## START Material for this task

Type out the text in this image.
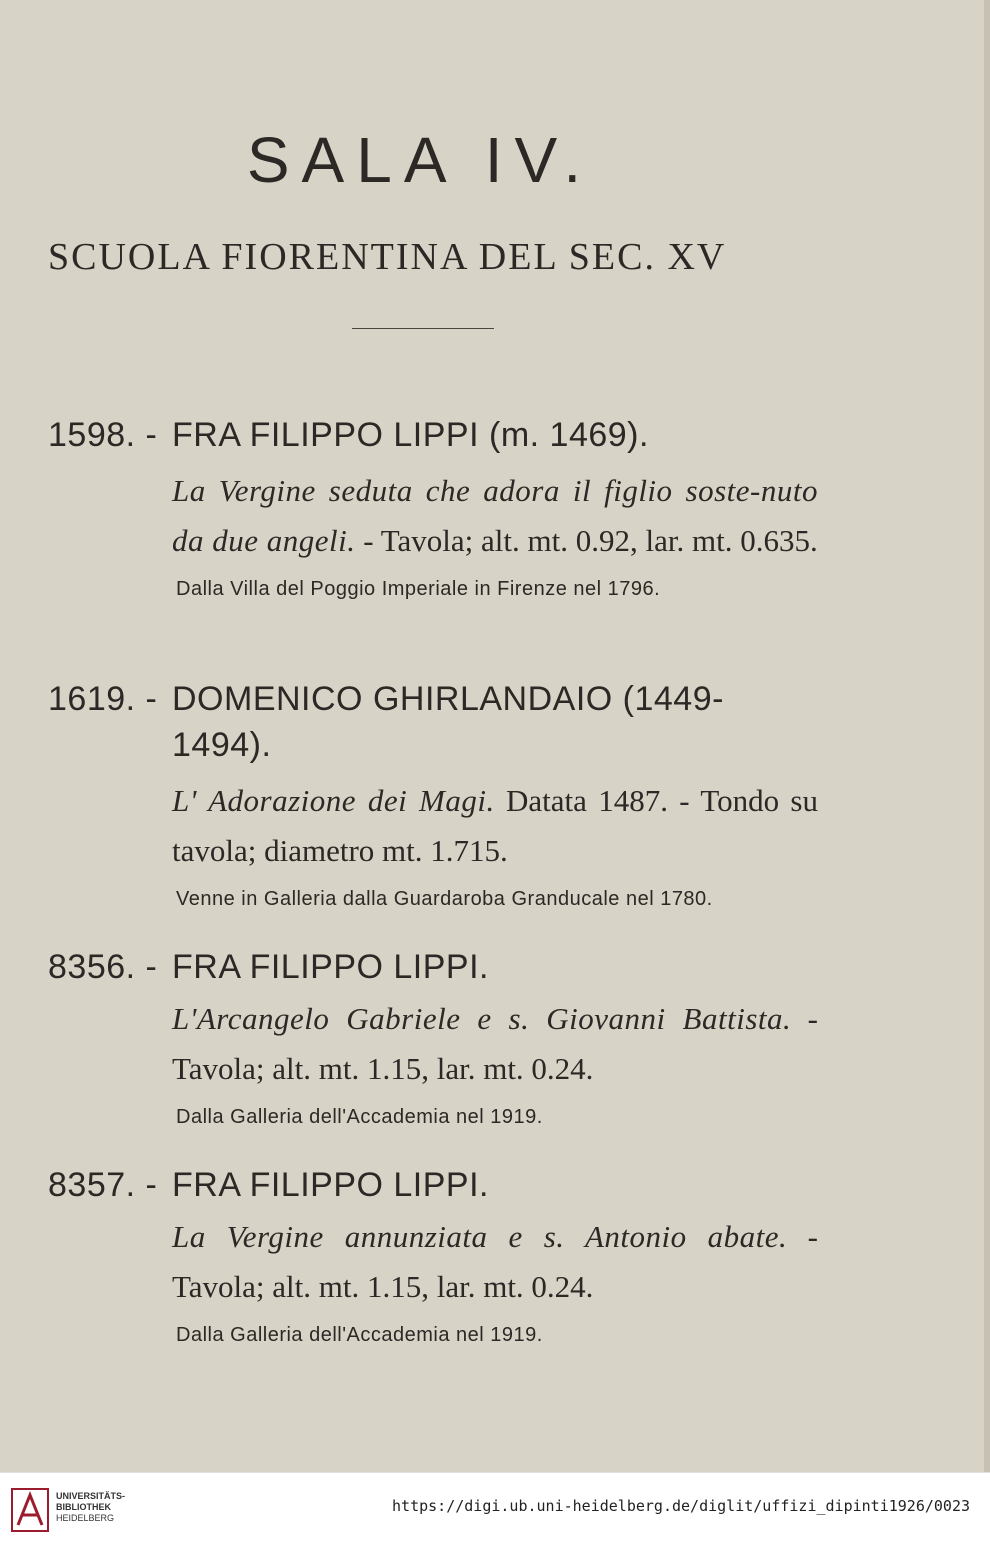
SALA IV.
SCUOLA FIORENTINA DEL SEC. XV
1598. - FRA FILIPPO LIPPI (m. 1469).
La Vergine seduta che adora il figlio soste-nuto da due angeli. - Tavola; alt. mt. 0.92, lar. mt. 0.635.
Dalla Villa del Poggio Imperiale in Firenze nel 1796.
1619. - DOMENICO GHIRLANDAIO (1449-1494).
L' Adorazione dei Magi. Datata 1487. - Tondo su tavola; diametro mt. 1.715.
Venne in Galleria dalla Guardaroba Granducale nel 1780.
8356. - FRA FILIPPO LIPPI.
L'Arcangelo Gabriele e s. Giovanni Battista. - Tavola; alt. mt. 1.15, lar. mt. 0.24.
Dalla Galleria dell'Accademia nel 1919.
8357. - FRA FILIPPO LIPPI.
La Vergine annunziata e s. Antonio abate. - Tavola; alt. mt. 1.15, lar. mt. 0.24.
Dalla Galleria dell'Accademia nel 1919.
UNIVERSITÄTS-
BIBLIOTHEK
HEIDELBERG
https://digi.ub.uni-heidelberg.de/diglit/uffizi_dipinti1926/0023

## END Material for this task
## START Material for this task

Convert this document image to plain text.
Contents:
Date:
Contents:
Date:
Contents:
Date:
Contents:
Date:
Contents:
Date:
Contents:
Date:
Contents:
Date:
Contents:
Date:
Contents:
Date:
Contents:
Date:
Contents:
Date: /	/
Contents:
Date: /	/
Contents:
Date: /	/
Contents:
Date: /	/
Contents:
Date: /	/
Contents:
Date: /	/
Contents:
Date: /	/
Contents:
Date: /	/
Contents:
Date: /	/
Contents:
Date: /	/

## END Material for this task

[Task description] Isolate the lines above that contain the word "text" and copy them.

[Task response]
Type out the text in this image.
Convert this document image to plain text.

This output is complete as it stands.